> [WHAT YOU WILL DO]: Please echo the rows below word for word, from the very first line through the line containing "76, 270, 133]", with both ends included.

> [Stored data rows]:

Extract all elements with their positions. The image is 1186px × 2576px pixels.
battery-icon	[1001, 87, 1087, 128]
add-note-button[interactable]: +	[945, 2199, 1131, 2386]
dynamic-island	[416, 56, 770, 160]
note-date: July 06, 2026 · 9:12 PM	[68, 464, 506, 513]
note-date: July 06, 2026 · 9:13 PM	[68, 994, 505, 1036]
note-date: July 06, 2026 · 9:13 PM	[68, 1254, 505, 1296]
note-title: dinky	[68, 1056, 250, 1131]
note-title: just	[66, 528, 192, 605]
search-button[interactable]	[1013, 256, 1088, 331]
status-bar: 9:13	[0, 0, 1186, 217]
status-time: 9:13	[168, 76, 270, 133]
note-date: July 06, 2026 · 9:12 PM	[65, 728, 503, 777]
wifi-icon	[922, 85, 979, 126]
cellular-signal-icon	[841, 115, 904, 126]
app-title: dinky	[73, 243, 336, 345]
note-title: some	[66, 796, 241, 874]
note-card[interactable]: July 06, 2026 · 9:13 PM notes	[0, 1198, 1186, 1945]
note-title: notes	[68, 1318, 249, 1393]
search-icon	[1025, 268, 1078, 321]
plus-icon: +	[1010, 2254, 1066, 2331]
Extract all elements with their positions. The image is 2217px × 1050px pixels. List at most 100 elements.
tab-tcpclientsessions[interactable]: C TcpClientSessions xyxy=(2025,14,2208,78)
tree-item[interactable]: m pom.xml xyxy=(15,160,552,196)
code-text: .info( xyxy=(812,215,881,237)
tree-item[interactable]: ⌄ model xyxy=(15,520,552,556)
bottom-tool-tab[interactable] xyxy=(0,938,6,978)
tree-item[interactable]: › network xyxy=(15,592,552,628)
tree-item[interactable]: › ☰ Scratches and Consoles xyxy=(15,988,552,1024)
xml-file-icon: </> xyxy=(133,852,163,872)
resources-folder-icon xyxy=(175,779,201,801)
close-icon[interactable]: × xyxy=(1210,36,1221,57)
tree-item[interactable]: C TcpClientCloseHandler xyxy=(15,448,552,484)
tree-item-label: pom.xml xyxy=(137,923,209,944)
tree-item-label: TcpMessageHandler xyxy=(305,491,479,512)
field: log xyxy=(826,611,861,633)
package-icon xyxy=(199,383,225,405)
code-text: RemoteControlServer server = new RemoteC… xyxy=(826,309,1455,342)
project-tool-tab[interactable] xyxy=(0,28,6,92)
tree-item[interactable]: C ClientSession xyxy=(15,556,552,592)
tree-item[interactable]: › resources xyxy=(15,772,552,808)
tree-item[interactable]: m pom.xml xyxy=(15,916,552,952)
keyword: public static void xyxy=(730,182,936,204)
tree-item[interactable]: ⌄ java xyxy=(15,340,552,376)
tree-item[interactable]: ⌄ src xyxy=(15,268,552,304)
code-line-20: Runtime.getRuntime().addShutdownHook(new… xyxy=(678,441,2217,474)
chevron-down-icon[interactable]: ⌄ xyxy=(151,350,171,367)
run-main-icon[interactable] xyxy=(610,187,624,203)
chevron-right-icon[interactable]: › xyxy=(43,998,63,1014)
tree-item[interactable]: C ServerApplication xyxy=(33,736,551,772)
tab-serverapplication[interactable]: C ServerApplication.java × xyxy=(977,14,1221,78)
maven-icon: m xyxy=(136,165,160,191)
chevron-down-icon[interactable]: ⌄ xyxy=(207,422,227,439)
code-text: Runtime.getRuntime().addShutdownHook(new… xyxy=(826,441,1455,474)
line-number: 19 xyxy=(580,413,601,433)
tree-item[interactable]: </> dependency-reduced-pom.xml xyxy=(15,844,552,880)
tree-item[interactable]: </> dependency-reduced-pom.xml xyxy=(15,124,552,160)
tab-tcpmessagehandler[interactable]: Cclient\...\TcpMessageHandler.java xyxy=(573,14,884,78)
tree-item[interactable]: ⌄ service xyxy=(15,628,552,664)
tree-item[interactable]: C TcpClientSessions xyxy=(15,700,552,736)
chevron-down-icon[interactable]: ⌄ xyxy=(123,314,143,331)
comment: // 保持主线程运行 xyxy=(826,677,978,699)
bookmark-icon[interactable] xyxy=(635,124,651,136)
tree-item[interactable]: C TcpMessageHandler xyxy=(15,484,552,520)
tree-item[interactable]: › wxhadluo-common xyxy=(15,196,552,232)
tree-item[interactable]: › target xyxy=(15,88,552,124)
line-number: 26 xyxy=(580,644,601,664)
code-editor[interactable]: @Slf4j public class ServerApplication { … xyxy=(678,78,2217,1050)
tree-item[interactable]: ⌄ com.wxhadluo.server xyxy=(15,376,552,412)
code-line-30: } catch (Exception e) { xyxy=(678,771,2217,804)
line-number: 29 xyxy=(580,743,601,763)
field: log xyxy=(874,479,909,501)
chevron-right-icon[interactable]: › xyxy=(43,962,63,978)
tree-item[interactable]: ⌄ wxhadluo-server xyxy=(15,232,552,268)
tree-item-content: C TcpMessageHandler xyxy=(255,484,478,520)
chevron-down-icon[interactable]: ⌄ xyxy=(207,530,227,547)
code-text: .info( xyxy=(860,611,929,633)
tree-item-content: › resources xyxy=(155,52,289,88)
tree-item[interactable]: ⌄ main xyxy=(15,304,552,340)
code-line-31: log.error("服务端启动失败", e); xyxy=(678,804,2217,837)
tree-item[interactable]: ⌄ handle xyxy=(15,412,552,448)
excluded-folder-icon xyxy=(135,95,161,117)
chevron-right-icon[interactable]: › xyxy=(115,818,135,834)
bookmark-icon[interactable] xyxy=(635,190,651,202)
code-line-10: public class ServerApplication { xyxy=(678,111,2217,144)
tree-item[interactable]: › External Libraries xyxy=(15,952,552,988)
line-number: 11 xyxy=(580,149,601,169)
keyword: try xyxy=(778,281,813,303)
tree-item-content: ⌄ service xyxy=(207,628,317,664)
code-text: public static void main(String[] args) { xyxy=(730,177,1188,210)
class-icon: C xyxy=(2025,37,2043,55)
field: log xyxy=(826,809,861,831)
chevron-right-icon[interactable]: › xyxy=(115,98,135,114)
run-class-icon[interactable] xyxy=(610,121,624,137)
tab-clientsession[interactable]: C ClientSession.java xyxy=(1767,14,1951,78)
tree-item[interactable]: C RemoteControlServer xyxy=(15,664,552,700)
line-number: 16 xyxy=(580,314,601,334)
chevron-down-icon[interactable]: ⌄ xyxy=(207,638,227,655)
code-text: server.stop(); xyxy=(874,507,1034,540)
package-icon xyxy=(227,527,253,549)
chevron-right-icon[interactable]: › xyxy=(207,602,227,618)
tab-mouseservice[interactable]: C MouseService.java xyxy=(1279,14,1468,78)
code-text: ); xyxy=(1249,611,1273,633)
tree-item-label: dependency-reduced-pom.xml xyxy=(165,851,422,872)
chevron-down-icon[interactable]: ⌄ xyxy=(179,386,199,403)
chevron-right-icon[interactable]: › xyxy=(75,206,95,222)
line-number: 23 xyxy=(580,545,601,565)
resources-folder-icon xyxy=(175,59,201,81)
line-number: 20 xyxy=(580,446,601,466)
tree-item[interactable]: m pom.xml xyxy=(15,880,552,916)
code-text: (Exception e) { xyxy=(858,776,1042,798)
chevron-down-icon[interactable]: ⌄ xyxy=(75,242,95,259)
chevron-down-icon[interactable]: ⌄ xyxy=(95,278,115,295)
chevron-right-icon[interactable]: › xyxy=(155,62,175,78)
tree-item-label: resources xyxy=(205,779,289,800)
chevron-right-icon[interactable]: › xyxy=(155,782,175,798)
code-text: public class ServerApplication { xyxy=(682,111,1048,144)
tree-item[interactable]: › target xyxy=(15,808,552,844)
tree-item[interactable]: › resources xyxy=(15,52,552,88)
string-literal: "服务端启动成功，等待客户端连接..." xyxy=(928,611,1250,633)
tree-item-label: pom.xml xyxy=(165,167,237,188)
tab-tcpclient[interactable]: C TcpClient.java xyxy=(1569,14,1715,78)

> [RESULT OF THE EXERCISE]:
Extract all elements with their positions. The image is 1186px × 2576px pixels.
battery-icon	[1001, 87, 1087, 128]
add-note-button[interactable]: +	[945, 2199, 1131, 2386]
dynamic-island	[416, 56, 770, 160]
note-date: July 06, 2026 · 9:12 PM	[68, 464, 506, 513]
note-date: July 06, 2026 · 9:13 PM	[68, 994, 505, 1036]
note-date: July 06, 2026 · 9:13 PM	[68, 1254, 505, 1296]
note-title: dinky	[68, 1056, 250, 1131]
note-title: just	[66, 528, 192, 605]
search-button[interactable]	[1013, 256, 1088, 331]
status-bar: 9:13	[0, 0, 1186, 217]
status-time: 9:13	[168, 76, 270, 133]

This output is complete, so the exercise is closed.